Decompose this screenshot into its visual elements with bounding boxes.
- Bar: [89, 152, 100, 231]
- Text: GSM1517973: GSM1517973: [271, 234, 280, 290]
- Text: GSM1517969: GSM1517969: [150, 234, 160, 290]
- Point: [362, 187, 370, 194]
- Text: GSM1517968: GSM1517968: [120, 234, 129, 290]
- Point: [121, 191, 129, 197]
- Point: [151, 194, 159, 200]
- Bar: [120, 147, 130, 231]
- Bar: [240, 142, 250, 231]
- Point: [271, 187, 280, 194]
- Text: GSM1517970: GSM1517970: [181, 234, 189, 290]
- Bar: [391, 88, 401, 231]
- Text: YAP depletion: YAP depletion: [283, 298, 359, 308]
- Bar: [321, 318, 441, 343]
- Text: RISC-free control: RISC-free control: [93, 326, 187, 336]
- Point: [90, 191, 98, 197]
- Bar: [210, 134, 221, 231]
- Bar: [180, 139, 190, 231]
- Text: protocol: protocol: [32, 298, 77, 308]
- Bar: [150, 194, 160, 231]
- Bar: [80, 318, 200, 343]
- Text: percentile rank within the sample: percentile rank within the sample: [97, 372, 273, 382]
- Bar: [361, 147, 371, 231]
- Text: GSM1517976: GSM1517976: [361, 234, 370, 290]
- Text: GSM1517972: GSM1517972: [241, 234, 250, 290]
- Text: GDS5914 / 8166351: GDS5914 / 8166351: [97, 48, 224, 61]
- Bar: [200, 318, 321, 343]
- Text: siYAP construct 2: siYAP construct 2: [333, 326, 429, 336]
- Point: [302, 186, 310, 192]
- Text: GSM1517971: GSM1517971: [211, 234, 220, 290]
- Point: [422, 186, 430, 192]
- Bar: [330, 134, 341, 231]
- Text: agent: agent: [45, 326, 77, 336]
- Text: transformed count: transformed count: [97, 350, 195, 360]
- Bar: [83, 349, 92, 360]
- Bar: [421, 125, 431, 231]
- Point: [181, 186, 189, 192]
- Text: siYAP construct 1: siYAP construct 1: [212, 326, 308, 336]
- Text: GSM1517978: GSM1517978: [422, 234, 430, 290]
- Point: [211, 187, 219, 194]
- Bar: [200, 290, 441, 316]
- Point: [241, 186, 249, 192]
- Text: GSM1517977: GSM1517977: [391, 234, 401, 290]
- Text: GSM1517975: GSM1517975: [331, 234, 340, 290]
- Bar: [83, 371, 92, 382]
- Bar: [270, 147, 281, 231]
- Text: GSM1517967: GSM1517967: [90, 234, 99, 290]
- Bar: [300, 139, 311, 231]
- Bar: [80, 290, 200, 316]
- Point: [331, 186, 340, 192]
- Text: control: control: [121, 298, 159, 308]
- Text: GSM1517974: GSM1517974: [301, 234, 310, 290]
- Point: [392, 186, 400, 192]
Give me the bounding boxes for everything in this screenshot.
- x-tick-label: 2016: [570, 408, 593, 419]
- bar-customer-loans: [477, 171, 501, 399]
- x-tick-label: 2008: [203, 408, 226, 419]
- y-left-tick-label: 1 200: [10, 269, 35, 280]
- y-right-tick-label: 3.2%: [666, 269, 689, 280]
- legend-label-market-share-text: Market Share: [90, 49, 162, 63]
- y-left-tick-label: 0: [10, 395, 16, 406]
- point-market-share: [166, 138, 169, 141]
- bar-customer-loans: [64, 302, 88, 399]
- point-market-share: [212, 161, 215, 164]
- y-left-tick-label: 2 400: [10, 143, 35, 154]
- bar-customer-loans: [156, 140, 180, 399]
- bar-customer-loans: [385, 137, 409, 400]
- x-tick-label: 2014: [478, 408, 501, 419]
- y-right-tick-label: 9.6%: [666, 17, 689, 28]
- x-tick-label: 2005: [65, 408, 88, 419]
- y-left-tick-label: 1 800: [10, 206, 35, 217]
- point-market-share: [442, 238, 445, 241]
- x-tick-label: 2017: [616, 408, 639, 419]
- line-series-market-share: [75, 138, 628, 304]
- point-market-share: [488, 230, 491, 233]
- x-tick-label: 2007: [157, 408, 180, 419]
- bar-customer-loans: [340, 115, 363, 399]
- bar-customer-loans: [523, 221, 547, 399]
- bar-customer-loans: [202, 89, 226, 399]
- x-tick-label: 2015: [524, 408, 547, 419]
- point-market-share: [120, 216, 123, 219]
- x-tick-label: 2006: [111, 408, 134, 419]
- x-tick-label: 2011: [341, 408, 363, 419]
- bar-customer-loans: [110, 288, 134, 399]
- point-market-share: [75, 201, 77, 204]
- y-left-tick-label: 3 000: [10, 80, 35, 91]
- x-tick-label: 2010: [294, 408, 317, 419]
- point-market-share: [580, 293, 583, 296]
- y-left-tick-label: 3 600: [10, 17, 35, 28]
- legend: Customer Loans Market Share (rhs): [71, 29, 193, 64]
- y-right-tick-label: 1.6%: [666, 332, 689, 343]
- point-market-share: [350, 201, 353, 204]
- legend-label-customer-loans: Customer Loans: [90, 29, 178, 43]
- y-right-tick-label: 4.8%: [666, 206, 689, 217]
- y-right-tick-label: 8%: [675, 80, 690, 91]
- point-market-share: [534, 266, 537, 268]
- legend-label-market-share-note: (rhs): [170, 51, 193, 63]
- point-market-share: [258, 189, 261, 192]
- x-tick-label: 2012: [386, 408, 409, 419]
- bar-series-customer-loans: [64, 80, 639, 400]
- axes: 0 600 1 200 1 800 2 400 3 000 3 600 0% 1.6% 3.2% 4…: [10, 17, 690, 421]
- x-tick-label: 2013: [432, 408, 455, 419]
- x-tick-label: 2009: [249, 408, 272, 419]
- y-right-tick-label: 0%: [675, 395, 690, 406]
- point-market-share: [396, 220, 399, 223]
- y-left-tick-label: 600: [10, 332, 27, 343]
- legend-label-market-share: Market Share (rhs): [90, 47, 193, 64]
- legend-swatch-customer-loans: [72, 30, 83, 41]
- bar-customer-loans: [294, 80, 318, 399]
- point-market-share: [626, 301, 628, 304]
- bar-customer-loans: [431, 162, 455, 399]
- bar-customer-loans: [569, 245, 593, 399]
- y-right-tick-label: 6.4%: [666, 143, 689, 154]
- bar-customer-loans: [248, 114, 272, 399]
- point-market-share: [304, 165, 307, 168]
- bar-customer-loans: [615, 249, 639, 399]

課題:
上の資料の各行を、一字も変えずにすべて書き写すこと。

解答例:
Decompose this screenshot into its visual elements with bounding boxes.
- Bar: [89, 152, 100, 231]
- Text: GSM1517973: GSM1517973: [271, 234, 280, 290]
- Text: GSM1517969: GSM1517969: [150, 234, 160, 290]
- Point: [362, 187, 370, 194]
- Text: GSM1517968: GSM1517968: [120, 234, 129, 290]
- Point: [121, 191, 129, 197]
- Point: [151, 194, 159, 200]
- Bar: [120, 147, 130, 231]
- Bar: [240, 142, 250, 231]
- Point: [271, 187, 280, 194]
- Text: GSM1517970: GSM1517970: [181, 234, 189, 290]
- Bar: [391, 88, 401, 231]
- Text: YAP depletion: YAP depletion: [283, 298, 359, 308]
- Bar: [321, 318, 441, 343]
- Text: RISC-free control: RISC-free control: [93, 326, 187, 336]
- Point: [90, 191, 98, 197]
- Bar: [210, 134, 221, 231]
- Bar: [180, 139, 190, 231]
- Text: protocol: protocol: [32, 298, 77, 308]
- Bar: [150, 194, 160, 231]
- Bar: [80, 318, 200, 343]
- Text: percentile rank within the sample: percentile rank within the sample: [97, 372, 273, 382]
- Bar: [361, 147, 371, 231]
- Text: GSM1517976: GSM1517976: [361, 234, 370, 290]
- Text: GSM1517972: GSM1517972: [241, 234, 250, 290]
- Text: GDS5914 / 8166351: GDS5914 / 8166351: [97, 48, 224, 61]
- Bar: [200, 318, 321, 343]
- Text: siYAP construct 2: siYAP construct 2: [333, 326, 429, 336]
- Point: [302, 186, 310, 192]
- Text: GSM1517971: GSM1517971: [211, 234, 220, 290]
- Point: [422, 186, 430, 192]
- Bar: [330, 134, 341, 231]
- Text: agent: agent: [45, 326, 77, 336]
- Text: transformed count: transformed count: [97, 350, 195, 360]
- Bar: [83, 349, 92, 360]
- Bar: [421, 125, 431, 231]
- Point: [181, 186, 189, 192]
- Text: siYAP construct 1: siYAP construct 1: [212, 326, 308, 336]
- Text: GSM1517978: GSM1517978: [422, 234, 430, 290]
- Point: [211, 187, 219, 194]
- Bar: [200, 290, 441, 316]
- Point: [241, 186, 249, 192]
- Text: GSM1517977: GSM1517977: [391, 234, 401, 290]
- Text: GSM1517975: GSM1517975: [331, 234, 340, 290]
- Bar: [83, 371, 92, 382]
- Bar: [270, 147, 281, 231]
- Text: GSM1517967: GSM1517967: [90, 234, 99, 290]
- Bar: [300, 139, 311, 231]
- Bar: [80, 290, 200, 316]
- Point: [331, 186, 340, 192]
- Text: control: control: [121, 298, 159, 308]
- Text: GSM1517974: GSM1517974: [301, 234, 310, 290]
- Point: [392, 186, 400, 192]
Give me the bounding boxes for everything in this screenshot.
- x-tick-label: 2016: [570, 408, 593, 419]
- bar-customer-loans: [477, 171, 501, 399]
- x-tick-label: 2008: [203, 408, 226, 419]
- y-left-tick-label: 1 200: [10, 269, 35, 280]
- y-right-tick-label: 3.2%: [666, 269, 689, 280]
- legend-label-market-share-text: Market Share: [90, 49, 162, 63]
- y-left-tick-label: 0: [10, 395, 16, 406]
- point-market-share: [166, 138, 169, 141]
- bar-customer-loans: [64, 302, 88, 399]
- point-market-share: [212, 161, 215, 164]
- y-left-tick-label: 2 400: [10, 143, 35, 154]
- bar-customer-loans: [156, 140, 180, 399]
- bar-customer-loans: [385, 137, 409, 400]
- x-tick-label: 2014: [478, 408, 501, 419]
- y-right-tick-label: 9.6%: [666, 17, 689, 28]
- x-tick-label: 2005: [65, 408, 88, 419]
- y-left-tick-label: 1 800: [10, 206, 35, 217]
- point-market-share: [442, 238, 445, 241]
- x-tick-label: 2017: [616, 408, 639, 419]
- line-series-market-share: [75, 138, 628, 304]
- point-market-share: [488, 230, 491, 233]
- x-tick-label: 2007: [157, 408, 180, 419]
- bar-customer-loans: [340, 115, 363, 399]
- bar-customer-loans: [523, 221, 547, 399]
- bar-customer-loans: [202, 89, 226, 399]
- x-tick-label: 2015: [524, 408, 547, 419]
- point-market-share: [120, 216, 123, 219]
- x-tick-label: 2006: [111, 408, 134, 419]
- x-tick-label: 2011: [341, 408, 363, 419]
- bar-customer-loans: [110, 288, 134, 399]
- point-market-share: [75, 201, 77, 204]
- y-left-tick-label: 3 000: [10, 80, 35, 91]
- x-tick-label: 2010: [294, 408, 317, 419]
- point-market-share: [580, 293, 583, 296]
- y-left-tick-label: 3 600: [10, 17, 35, 28]
- legend: Customer Loans Market Share (rhs): [71, 29, 193, 64]
- y-right-tick-label: 1.6%: [666, 332, 689, 343]
- point-market-share: [350, 201, 353, 204]
- legend-label-customer-loans: Customer Loans: [90, 29, 178, 43]
- y-right-tick-label: 4.8%: [666, 206, 689, 217]
- y-right-tick-label: 8%: [675, 80, 690, 91]
- point-market-share: [534, 266, 537, 268]
- legend-label-market-share-note: (rhs): [170, 51, 193, 63]
- point-market-share: [258, 189, 261, 192]
- x-tick-label: 2012: [386, 408, 409, 419]
- bar-series-customer-loans: [64, 80, 639, 400]
- axes: 0 600 1 200 1 800 2 400 3 000 3 600 0% 1.6% 3.2% 4…: [10, 17, 690, 421]
- x-tick-label: 2013: [432, 408, 455, 419]
- x-tick-label: 2009: [249, 408, 272, 419]
- y-right-tick-label: 0%: [675, 395, 690, 406]
- point-market-share: [396, 220, 399, 223]
- y-left-tick-label: 600: [10, 332, 27, 343]
- legend-label-market-share: Market Share (rhs): [90, 47, 193, 64]
- legend-swatch-customer-loans: [72, 30, 83, 41]
- bar-customer-loans: [294, 80, 318, 399]
- point-market-share: [626, 301, 628, 304]
- bar-customer-loans: [431, 162, 455, 399]
- bar-customer-loans: [569, 245, 593, 399]
- y-right-tick-label: 6.4%: [666, 143, 689, 154]
- bar-customer-loans: [248, 114, 272, 399]
- point-market-share: [304, 165, 307, 168]
- bar-customer-loans: [615, 249, 639, 399]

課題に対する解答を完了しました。